- [EXERCISE] Examine the entries and show every line in which the word "force" is found.

--- PROVIDED RECORDS ---

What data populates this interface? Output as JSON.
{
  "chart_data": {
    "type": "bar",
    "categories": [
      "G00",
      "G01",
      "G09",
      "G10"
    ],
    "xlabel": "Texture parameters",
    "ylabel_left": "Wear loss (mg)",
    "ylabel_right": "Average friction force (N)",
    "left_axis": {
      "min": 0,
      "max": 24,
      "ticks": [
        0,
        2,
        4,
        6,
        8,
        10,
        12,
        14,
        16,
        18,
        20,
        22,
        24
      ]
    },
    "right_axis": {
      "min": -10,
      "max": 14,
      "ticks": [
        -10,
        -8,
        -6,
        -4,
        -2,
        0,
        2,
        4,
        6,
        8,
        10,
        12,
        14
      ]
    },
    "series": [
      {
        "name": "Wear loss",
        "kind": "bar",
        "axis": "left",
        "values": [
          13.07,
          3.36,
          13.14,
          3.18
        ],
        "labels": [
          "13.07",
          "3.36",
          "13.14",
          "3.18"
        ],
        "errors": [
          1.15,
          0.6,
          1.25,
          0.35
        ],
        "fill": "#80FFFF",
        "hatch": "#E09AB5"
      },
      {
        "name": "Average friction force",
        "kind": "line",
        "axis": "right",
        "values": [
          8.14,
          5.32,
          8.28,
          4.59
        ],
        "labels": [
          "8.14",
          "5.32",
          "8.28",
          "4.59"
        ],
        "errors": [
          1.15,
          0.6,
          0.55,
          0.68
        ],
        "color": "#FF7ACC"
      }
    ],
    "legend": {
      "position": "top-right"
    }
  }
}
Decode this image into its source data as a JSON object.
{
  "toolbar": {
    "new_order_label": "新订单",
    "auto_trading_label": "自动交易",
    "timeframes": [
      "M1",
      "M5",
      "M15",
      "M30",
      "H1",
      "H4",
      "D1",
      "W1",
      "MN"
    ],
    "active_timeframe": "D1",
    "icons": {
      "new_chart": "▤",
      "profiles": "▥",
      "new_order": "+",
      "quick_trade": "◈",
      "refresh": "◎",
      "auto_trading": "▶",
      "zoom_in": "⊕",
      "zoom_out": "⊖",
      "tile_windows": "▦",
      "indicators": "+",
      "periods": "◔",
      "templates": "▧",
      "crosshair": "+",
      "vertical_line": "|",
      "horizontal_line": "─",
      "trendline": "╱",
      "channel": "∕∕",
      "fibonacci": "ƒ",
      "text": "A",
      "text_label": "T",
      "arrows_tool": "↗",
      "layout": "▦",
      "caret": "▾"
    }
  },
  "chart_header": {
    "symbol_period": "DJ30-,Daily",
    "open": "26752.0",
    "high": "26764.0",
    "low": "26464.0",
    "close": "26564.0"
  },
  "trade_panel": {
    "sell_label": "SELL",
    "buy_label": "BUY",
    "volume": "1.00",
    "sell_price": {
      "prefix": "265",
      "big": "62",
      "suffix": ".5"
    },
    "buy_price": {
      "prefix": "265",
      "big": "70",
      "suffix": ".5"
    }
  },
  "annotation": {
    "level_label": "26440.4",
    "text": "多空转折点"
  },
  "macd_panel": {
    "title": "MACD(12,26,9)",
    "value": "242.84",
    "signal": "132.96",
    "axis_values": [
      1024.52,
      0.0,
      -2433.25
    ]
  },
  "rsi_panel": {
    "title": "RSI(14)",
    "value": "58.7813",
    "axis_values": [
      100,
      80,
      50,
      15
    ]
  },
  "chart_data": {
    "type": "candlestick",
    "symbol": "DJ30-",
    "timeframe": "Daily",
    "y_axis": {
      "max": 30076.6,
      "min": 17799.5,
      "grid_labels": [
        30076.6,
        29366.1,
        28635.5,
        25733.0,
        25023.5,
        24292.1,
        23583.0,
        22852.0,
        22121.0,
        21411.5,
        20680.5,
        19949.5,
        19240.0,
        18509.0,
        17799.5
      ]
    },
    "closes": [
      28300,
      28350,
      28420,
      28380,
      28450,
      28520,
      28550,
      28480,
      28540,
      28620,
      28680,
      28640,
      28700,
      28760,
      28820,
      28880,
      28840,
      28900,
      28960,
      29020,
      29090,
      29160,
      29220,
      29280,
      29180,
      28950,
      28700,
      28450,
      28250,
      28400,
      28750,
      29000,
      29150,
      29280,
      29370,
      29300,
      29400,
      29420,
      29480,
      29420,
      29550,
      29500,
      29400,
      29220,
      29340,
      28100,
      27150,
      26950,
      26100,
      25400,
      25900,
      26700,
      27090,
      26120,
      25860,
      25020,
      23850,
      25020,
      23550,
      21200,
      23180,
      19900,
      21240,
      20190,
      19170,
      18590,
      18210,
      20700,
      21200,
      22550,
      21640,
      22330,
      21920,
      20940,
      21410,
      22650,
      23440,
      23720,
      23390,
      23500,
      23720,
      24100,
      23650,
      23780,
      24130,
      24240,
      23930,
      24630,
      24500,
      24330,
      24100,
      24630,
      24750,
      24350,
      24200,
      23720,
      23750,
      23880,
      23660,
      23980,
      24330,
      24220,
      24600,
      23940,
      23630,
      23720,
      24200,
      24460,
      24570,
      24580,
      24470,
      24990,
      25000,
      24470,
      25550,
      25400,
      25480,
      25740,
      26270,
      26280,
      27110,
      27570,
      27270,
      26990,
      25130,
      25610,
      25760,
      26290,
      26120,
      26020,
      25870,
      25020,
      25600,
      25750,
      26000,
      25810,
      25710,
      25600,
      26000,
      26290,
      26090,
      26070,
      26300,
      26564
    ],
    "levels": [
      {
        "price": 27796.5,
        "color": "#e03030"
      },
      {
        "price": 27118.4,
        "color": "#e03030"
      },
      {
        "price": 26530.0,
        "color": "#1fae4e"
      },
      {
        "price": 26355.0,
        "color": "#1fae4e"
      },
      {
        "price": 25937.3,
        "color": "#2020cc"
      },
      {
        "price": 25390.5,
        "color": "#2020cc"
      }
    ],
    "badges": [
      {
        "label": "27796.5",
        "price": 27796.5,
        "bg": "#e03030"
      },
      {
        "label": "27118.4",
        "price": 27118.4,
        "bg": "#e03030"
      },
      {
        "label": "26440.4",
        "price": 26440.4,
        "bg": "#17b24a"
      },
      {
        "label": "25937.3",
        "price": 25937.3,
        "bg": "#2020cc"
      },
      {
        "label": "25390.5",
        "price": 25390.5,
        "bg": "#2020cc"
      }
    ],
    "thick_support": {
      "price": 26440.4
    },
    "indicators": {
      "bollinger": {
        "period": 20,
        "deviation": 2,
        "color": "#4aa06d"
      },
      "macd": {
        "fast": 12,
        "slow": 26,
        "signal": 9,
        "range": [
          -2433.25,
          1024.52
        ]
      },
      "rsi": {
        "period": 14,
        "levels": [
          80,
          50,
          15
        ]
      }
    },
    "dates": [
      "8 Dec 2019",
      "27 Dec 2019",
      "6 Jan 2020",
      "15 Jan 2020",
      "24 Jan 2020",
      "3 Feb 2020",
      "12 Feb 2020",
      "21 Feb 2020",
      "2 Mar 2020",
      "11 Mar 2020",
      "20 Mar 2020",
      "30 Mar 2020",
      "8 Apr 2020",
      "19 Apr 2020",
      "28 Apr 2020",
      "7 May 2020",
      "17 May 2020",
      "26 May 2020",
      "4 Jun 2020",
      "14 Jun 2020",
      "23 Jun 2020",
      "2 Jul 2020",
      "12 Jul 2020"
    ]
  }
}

---

- [RESULT FOR THIS TASK]
    "ylabel_right": "Average friction force (N)",
        "name": "Average friction force",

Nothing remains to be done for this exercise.